• EXERCISE INPUTS
-=-=-=-=-
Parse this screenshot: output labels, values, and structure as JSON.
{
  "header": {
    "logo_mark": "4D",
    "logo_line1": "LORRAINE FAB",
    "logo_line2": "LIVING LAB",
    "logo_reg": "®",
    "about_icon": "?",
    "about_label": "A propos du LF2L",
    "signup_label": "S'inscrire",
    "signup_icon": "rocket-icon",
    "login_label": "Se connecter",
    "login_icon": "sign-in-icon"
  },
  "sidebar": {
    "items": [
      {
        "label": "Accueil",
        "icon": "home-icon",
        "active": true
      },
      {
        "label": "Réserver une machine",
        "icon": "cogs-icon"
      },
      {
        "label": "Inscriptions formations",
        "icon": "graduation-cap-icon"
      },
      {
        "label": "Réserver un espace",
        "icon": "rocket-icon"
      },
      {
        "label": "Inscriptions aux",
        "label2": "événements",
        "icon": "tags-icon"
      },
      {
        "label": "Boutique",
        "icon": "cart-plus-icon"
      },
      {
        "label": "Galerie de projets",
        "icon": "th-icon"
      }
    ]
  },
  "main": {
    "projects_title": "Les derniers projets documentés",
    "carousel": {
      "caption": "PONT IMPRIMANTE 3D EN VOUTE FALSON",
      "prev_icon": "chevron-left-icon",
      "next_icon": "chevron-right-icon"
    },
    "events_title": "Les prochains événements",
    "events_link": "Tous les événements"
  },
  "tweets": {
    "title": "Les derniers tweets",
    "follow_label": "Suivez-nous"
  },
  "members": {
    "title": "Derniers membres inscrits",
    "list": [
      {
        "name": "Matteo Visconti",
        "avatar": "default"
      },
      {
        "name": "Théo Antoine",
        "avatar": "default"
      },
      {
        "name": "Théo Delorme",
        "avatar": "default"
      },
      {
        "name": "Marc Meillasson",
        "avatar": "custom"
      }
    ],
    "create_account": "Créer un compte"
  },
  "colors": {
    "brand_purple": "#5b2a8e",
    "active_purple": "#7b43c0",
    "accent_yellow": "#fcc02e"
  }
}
-=-=-=-=-
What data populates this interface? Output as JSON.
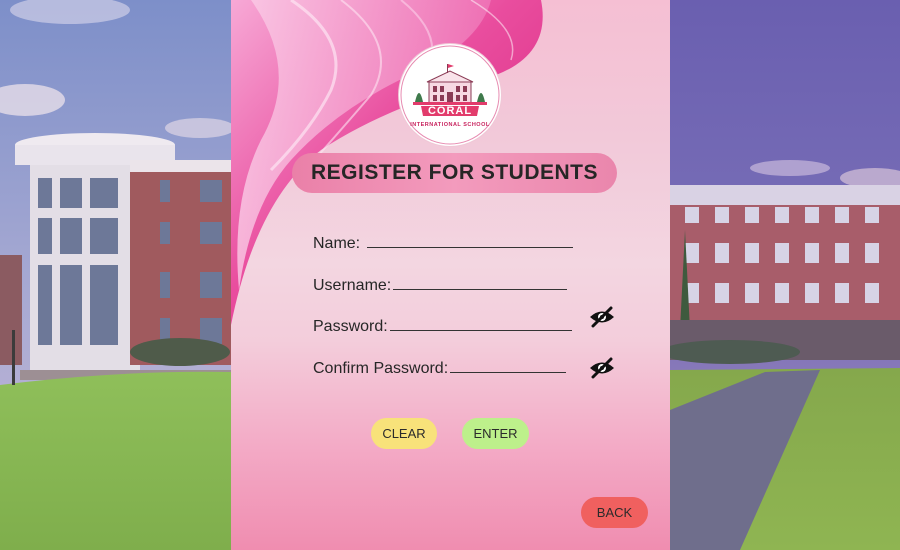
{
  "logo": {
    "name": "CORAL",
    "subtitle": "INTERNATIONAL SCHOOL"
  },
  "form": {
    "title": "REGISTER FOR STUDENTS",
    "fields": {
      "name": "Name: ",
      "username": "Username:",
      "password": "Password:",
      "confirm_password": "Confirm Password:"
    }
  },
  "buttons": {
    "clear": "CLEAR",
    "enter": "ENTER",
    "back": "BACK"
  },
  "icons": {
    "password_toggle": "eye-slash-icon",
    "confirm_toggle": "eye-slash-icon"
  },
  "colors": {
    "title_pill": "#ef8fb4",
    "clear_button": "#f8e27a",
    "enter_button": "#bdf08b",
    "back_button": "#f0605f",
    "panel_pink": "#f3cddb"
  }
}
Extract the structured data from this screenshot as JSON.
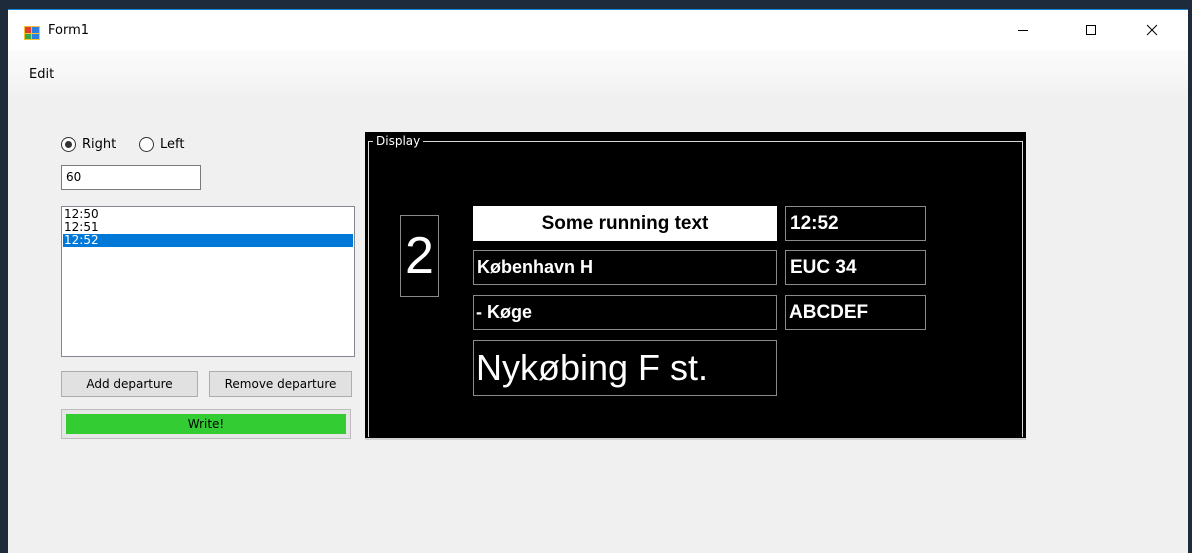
-=-=-=-=-
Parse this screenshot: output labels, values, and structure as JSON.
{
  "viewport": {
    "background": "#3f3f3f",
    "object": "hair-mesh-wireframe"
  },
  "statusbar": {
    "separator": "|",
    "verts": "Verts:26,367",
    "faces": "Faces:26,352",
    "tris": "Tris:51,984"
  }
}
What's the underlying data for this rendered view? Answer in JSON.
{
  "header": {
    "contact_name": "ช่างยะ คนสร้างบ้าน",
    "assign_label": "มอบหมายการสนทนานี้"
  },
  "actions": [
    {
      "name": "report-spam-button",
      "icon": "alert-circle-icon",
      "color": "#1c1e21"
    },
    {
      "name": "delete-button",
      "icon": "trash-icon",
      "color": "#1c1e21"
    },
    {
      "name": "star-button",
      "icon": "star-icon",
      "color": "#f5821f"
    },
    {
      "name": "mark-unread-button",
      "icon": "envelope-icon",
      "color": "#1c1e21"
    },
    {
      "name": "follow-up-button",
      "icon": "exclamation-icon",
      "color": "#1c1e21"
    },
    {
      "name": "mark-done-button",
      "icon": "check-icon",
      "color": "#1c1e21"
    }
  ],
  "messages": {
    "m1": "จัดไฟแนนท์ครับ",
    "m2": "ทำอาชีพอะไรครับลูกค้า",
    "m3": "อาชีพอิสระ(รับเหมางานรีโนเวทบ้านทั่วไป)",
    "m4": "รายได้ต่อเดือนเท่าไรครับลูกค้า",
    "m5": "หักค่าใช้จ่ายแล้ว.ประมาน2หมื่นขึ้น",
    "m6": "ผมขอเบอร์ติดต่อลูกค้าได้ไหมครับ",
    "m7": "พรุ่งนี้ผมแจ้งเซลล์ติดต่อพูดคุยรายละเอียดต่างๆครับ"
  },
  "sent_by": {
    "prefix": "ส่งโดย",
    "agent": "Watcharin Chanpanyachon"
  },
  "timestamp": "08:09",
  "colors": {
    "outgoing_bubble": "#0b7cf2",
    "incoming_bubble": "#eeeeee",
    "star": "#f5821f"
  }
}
-=-=-=-=-
• WHAT YOU SHOULD DO
Copy out each line of the material that holds the word "this".

• IN RESPONSE
Parse this screenshot: output labels, values, and structure as JSON.
What data populates this interface? Output as JSON.
Extract the structured data from this screenshot as JSON.
Parse this screenshot: output labels, values, and structure as JSON.
What's the underlying data for this rendered view? Answer in JSON.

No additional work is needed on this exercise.